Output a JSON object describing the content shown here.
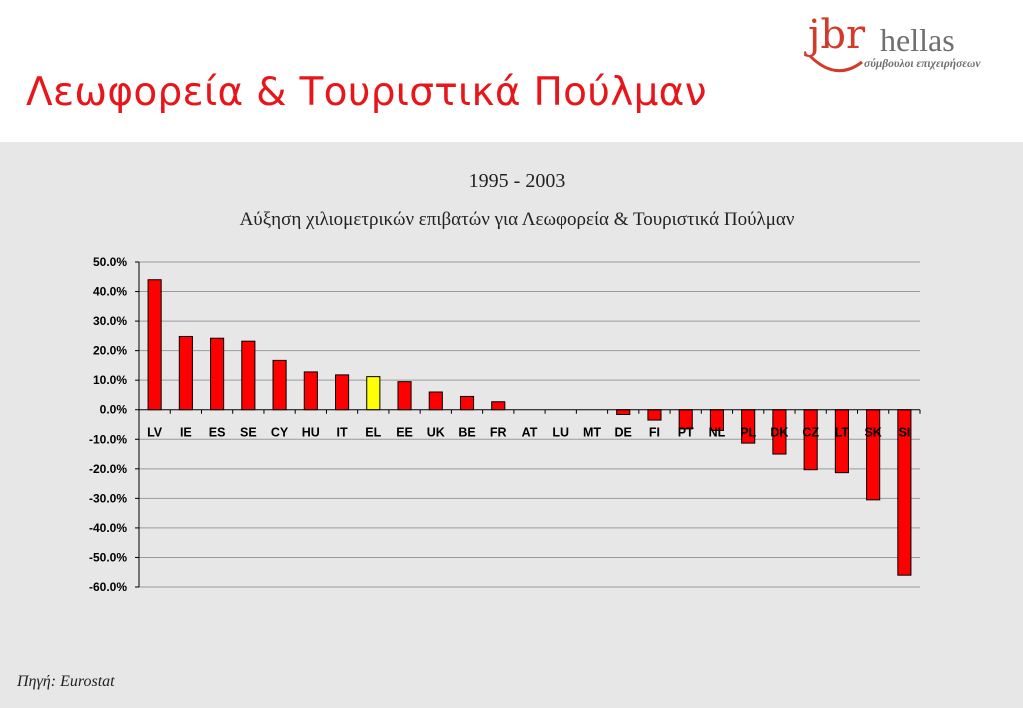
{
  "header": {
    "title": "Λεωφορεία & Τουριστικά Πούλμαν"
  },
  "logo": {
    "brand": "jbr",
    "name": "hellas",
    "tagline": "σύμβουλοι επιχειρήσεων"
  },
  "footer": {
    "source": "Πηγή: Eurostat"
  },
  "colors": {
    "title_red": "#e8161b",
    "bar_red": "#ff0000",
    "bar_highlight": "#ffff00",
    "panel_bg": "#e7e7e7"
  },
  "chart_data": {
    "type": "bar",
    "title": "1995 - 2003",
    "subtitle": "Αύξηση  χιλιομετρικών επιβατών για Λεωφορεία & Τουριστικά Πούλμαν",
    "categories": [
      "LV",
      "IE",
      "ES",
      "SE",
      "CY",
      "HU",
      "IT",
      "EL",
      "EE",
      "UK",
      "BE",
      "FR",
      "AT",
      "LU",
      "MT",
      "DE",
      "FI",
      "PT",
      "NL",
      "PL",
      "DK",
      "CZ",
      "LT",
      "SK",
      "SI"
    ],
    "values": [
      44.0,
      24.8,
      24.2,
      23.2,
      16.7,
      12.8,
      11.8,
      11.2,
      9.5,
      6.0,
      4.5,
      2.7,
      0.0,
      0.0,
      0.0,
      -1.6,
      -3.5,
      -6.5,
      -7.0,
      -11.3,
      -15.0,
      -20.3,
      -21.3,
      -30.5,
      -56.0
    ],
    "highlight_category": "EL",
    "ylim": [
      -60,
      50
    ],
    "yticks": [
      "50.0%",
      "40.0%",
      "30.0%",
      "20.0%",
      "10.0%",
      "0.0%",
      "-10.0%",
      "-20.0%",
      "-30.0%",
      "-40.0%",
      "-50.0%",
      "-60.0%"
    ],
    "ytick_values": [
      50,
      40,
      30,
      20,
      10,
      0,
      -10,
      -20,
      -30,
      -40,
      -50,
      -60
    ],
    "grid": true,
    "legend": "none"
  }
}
● ● ● ● ● ● ●
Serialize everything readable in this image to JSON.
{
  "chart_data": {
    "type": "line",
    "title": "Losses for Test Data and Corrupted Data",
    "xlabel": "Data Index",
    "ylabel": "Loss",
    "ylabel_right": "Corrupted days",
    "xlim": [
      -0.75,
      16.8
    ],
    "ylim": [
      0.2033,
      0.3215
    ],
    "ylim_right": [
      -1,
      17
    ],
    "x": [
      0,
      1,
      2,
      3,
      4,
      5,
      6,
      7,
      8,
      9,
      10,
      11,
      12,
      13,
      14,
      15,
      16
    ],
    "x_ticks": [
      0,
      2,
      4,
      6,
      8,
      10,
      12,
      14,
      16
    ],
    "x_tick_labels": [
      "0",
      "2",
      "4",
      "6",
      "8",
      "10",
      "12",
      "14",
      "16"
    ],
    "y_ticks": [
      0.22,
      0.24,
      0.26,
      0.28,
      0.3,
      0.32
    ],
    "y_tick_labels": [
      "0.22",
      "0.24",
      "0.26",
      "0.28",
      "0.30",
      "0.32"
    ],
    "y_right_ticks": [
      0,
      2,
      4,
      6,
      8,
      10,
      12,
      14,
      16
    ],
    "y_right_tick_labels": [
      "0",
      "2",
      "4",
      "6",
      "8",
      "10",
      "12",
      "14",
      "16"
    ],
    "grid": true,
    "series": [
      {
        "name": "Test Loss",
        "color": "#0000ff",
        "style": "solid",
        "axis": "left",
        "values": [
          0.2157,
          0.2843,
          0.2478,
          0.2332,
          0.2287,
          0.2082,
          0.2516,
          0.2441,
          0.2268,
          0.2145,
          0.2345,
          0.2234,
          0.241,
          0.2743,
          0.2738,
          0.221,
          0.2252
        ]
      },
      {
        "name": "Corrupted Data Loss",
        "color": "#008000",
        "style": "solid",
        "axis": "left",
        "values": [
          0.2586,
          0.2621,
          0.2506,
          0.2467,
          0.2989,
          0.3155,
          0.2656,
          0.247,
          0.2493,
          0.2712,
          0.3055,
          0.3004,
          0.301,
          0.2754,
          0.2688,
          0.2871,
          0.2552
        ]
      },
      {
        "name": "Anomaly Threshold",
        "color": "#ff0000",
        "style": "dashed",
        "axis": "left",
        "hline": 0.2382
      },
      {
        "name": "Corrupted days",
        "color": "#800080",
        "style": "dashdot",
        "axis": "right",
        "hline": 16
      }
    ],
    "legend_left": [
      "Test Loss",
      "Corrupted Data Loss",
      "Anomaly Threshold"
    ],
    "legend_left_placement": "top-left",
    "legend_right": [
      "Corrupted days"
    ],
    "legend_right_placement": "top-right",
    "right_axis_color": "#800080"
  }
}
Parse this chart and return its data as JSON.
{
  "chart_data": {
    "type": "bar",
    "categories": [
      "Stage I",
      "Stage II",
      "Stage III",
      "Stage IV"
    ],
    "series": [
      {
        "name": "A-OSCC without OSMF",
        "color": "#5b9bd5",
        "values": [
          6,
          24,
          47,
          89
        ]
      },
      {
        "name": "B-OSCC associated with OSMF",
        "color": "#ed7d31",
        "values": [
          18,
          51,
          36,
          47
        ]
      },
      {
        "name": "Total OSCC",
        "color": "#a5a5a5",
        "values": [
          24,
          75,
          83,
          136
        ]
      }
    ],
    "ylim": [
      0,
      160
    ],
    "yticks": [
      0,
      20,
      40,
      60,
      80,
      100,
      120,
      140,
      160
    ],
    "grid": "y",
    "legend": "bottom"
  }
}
● ● ● ● ● ● ●
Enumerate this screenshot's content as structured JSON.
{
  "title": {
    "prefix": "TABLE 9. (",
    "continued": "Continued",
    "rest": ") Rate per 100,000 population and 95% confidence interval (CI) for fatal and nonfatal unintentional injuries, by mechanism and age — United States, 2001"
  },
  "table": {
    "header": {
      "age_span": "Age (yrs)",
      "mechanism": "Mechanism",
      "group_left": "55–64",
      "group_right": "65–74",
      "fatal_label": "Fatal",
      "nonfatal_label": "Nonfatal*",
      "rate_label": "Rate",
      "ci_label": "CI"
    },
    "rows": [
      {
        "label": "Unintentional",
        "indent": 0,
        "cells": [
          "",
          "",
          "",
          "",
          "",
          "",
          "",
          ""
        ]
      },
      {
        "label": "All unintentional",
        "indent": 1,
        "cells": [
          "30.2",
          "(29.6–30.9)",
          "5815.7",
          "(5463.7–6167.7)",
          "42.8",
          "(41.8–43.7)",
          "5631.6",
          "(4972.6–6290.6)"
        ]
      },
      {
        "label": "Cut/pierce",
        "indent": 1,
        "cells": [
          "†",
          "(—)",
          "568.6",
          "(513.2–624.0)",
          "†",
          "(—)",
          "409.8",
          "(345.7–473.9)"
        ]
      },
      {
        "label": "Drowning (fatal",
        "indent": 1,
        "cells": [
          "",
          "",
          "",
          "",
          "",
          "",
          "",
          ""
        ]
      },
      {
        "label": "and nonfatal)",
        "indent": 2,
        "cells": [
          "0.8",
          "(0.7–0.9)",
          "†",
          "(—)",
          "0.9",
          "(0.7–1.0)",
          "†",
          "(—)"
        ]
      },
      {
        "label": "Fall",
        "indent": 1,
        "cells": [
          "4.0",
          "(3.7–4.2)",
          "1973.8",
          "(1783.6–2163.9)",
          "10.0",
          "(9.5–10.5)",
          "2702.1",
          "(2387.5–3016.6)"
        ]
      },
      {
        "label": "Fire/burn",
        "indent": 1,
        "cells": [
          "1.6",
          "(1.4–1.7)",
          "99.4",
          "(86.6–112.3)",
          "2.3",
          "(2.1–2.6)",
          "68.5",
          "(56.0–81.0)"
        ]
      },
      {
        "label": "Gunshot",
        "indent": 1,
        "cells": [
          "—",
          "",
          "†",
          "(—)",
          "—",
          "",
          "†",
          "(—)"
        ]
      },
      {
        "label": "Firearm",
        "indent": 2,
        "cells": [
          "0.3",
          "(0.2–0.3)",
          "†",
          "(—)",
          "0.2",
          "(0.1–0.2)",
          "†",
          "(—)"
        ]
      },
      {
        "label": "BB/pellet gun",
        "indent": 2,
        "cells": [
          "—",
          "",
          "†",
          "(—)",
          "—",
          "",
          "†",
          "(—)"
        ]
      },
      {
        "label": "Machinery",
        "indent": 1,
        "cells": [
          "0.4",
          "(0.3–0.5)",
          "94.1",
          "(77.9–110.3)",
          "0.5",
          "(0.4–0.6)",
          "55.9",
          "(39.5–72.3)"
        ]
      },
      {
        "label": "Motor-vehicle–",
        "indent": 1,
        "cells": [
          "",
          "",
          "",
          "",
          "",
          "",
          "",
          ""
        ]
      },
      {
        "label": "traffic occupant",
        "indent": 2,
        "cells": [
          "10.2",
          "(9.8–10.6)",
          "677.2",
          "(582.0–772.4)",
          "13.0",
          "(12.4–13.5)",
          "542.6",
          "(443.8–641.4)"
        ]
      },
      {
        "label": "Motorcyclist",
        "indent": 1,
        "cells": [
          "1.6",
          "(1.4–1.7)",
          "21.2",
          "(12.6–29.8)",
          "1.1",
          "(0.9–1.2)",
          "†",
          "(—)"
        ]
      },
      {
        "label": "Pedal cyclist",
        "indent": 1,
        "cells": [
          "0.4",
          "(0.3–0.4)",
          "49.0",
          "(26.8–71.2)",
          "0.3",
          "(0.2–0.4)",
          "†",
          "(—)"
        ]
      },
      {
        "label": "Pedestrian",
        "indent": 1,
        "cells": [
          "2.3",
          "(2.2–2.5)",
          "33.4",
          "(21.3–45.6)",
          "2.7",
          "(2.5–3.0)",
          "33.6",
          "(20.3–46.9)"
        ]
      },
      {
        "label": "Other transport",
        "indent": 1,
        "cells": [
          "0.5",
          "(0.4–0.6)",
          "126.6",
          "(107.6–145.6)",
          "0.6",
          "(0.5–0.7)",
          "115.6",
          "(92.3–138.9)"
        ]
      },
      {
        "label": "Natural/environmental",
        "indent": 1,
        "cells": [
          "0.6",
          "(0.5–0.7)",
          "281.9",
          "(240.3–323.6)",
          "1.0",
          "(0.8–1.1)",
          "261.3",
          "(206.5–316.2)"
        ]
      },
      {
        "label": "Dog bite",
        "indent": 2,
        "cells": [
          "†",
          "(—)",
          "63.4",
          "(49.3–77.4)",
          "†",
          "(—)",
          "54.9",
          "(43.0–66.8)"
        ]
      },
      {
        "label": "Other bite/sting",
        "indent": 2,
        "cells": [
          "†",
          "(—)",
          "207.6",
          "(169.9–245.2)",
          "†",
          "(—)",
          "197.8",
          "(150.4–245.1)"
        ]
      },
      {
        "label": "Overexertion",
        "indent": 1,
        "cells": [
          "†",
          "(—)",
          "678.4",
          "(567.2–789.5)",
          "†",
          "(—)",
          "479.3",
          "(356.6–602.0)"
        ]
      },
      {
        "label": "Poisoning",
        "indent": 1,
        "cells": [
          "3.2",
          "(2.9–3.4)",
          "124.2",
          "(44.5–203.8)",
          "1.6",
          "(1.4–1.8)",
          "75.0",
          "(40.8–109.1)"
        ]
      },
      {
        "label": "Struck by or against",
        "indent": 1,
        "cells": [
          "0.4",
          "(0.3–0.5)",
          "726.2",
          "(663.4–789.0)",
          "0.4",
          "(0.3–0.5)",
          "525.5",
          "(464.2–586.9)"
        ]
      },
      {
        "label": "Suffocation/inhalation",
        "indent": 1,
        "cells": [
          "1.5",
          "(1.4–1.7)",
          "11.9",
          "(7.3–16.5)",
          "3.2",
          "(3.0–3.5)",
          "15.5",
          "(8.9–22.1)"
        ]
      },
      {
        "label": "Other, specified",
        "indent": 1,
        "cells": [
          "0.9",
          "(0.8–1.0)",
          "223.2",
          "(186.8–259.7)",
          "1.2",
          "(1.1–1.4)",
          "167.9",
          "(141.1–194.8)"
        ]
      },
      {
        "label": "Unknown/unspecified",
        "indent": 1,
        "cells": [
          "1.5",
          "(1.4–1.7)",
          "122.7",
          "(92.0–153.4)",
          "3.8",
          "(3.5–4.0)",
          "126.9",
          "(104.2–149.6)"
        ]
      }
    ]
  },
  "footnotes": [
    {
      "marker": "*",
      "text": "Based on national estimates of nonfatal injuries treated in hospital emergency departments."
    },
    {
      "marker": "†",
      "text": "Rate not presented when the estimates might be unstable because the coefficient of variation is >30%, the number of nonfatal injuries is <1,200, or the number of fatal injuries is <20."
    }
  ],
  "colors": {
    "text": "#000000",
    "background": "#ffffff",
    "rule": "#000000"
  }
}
● ● ● ● ● ● ●
[WHAT THE TASK ASKS] Copy all the lines above that hold the string "Πούλμαν".

[EXERCISE SOLUTION]
    "title": "Λεωφορεία & Τουριστικά Πούλμαν"
    "subtitle": "Αύξηση  χιλιομετρικών επιβατών για Λεωφορεία & Τουριστικά Πούλμαν",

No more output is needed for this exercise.